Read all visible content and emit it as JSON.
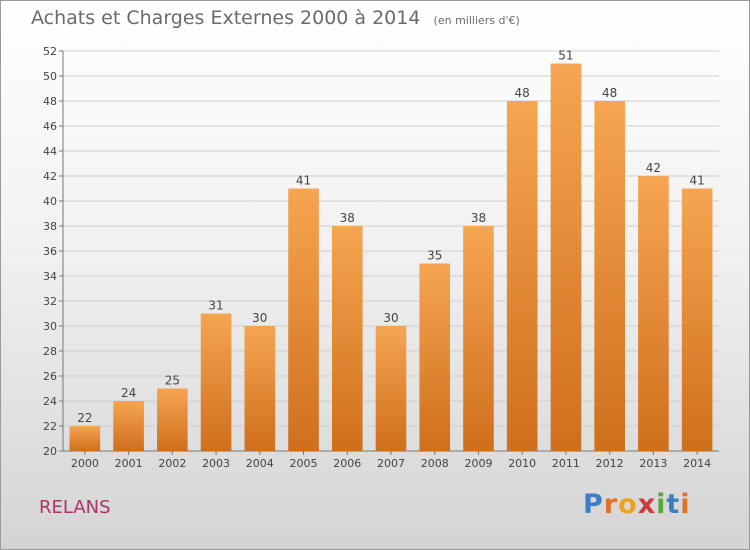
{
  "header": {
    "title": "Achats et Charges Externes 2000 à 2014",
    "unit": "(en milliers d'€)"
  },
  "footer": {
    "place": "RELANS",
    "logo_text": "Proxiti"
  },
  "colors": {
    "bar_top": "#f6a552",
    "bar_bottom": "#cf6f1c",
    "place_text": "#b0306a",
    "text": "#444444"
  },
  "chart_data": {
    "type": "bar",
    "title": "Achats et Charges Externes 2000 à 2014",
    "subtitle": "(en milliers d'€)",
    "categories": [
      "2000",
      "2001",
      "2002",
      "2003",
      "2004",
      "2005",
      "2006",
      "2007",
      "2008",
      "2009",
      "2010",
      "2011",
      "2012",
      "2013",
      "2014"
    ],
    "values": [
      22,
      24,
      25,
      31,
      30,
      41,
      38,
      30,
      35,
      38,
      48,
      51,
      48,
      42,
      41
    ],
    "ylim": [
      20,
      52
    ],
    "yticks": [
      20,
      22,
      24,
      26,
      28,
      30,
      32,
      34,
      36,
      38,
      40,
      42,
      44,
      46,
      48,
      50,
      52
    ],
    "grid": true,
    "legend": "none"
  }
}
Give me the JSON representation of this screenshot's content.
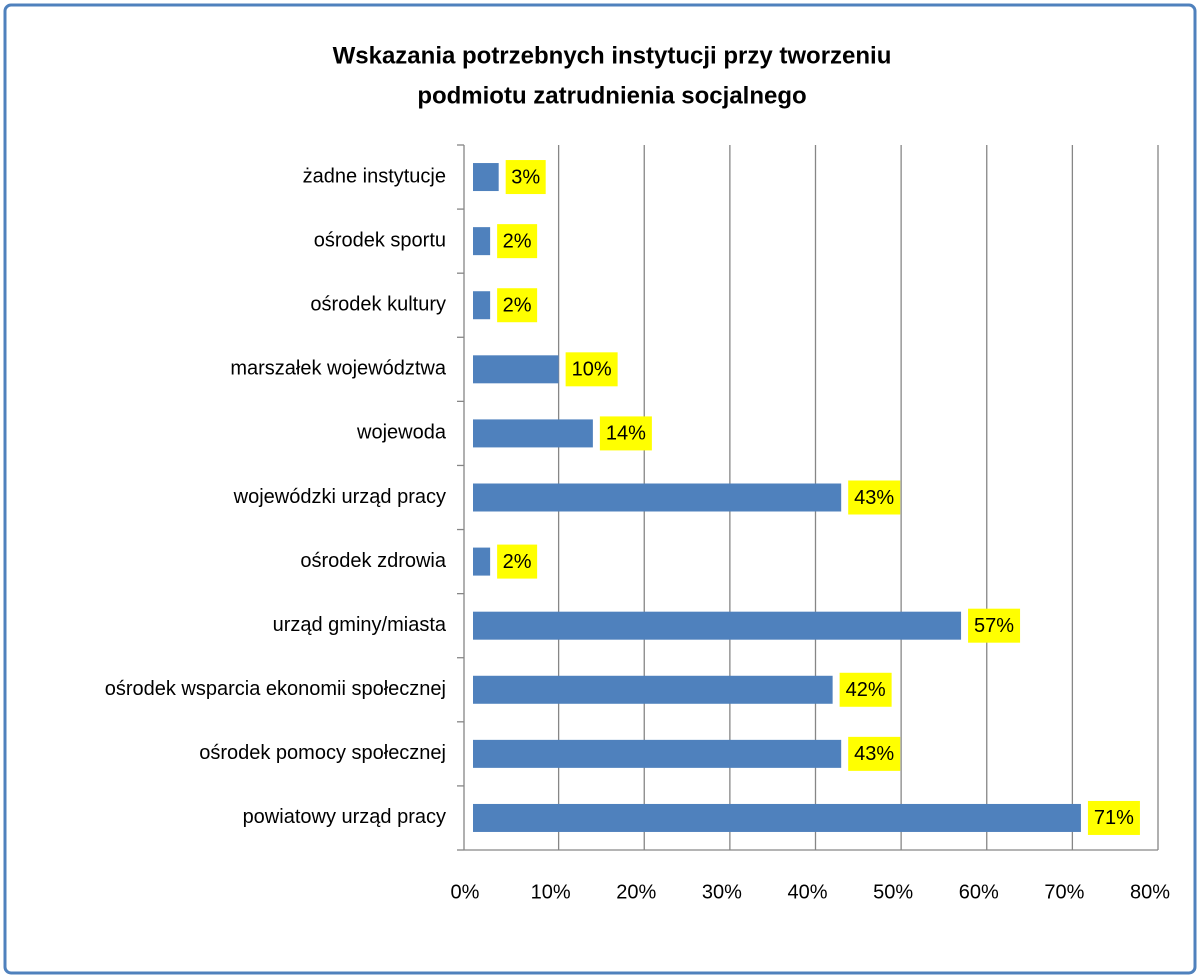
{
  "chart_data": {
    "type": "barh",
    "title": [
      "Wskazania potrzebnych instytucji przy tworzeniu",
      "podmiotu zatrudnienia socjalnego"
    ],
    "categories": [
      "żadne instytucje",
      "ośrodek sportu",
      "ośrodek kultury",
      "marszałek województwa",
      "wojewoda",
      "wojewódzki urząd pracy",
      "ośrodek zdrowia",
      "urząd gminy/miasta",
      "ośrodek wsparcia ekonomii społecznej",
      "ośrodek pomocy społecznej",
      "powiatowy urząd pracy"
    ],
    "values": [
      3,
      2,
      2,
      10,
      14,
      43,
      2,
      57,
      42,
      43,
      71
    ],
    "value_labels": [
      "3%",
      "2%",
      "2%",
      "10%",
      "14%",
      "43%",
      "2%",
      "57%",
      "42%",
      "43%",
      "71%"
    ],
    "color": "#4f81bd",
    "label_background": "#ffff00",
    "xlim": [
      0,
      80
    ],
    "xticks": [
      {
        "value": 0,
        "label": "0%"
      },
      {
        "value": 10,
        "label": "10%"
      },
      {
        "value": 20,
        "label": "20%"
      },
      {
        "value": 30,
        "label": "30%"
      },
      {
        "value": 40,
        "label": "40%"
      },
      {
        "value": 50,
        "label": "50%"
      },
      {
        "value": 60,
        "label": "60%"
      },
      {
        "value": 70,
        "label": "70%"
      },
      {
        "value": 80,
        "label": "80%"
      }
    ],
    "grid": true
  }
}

┄┄┄┄┄┄┄┄┄┄

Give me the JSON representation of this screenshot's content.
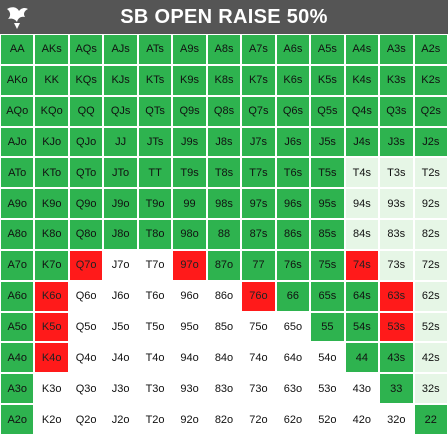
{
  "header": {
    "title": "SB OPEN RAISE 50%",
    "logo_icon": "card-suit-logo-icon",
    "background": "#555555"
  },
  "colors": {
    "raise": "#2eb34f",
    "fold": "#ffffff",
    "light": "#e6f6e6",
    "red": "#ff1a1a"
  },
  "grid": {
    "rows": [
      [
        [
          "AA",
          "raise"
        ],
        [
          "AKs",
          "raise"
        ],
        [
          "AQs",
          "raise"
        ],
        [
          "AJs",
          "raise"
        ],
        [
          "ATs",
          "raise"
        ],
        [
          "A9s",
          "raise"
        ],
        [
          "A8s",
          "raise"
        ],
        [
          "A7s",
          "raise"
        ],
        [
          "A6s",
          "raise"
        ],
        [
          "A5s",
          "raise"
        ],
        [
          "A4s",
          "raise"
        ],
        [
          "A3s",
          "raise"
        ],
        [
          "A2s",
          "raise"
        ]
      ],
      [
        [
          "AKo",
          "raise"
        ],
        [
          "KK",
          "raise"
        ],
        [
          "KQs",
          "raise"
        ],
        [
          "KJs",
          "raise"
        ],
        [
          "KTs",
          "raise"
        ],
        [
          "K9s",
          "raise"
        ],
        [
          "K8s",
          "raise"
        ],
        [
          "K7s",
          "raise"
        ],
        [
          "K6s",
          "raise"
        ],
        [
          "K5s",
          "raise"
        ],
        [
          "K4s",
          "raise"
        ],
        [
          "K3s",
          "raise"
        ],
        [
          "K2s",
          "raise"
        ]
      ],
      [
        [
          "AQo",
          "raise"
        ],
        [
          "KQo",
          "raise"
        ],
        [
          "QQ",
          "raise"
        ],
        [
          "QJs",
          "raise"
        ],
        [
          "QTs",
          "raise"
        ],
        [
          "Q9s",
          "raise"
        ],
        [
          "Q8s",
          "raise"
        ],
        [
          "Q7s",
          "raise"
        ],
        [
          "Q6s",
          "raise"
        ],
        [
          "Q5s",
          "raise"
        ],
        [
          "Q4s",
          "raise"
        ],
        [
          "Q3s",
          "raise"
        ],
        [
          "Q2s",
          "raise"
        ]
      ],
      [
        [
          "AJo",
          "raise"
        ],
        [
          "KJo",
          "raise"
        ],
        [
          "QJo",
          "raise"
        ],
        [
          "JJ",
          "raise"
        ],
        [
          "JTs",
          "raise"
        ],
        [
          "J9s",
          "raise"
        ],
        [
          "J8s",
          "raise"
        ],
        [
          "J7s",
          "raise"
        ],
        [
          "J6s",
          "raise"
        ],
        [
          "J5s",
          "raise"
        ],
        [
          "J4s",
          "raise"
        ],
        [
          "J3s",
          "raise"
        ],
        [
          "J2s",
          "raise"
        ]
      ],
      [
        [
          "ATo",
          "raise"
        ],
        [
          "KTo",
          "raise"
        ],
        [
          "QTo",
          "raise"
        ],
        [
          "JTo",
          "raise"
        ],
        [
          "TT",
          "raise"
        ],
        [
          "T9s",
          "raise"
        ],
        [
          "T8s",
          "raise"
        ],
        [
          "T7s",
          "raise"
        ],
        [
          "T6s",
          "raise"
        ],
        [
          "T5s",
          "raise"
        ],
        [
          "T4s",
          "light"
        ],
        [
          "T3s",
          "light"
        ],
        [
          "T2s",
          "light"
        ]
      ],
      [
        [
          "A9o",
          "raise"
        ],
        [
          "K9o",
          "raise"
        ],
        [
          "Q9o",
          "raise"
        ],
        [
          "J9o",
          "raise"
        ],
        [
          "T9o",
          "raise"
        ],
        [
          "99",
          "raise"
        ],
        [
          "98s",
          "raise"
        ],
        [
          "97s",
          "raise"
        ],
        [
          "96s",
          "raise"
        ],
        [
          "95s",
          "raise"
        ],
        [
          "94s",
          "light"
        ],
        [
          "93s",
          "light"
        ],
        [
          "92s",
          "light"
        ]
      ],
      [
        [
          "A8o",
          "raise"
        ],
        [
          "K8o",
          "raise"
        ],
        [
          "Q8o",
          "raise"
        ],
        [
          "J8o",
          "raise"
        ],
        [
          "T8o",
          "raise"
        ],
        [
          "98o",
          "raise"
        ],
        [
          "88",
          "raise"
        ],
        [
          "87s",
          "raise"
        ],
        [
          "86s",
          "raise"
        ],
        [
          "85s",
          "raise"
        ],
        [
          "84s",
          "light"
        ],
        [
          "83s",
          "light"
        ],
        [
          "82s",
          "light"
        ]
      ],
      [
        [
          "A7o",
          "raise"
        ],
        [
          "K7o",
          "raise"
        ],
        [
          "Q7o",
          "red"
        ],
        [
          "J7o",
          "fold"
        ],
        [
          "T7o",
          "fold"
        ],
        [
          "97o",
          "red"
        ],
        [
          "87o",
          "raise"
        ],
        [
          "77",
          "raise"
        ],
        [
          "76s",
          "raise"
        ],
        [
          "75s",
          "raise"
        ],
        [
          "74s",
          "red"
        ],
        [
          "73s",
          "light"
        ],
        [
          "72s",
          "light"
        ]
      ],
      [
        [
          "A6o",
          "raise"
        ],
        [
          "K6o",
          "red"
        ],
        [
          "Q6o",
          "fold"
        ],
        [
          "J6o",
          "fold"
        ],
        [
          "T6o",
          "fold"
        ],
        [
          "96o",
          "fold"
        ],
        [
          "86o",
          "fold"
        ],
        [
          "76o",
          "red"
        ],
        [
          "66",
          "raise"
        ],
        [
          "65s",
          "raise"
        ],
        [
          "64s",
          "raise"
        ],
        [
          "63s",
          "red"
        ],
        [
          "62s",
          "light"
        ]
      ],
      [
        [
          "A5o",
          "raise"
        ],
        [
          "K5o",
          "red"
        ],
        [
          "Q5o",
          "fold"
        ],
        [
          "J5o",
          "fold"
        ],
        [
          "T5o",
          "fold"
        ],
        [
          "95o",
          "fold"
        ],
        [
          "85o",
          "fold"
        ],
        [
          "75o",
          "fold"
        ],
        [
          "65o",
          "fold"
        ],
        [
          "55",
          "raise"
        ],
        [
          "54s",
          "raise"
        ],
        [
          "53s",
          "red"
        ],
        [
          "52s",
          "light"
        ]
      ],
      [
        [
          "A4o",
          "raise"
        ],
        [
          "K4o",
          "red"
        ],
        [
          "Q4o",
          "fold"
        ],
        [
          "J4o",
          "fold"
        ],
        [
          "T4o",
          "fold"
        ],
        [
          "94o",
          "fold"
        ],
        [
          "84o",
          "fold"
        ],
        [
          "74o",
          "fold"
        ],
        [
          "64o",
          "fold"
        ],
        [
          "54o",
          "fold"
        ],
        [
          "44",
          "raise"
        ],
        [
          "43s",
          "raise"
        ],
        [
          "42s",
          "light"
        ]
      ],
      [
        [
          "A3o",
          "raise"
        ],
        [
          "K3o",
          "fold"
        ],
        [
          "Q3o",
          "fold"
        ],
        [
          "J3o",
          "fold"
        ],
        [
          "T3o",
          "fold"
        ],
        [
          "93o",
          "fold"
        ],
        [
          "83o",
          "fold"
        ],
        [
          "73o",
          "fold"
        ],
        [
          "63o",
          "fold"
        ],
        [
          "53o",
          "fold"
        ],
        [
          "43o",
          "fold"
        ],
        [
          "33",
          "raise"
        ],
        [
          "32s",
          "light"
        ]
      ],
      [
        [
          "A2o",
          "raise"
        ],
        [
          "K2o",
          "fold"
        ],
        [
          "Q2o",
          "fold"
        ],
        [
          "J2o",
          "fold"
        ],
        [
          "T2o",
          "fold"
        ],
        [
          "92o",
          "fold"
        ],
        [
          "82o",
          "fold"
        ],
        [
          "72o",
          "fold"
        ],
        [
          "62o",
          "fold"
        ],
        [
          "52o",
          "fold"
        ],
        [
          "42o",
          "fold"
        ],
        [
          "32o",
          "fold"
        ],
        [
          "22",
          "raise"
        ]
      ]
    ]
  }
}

┄┄┄┄┄┄┄┄┄┄

== Direction ==
Of all the lines in the entries, how many contain the word "urząd"? Give only the number.

== Exercise answer ==
3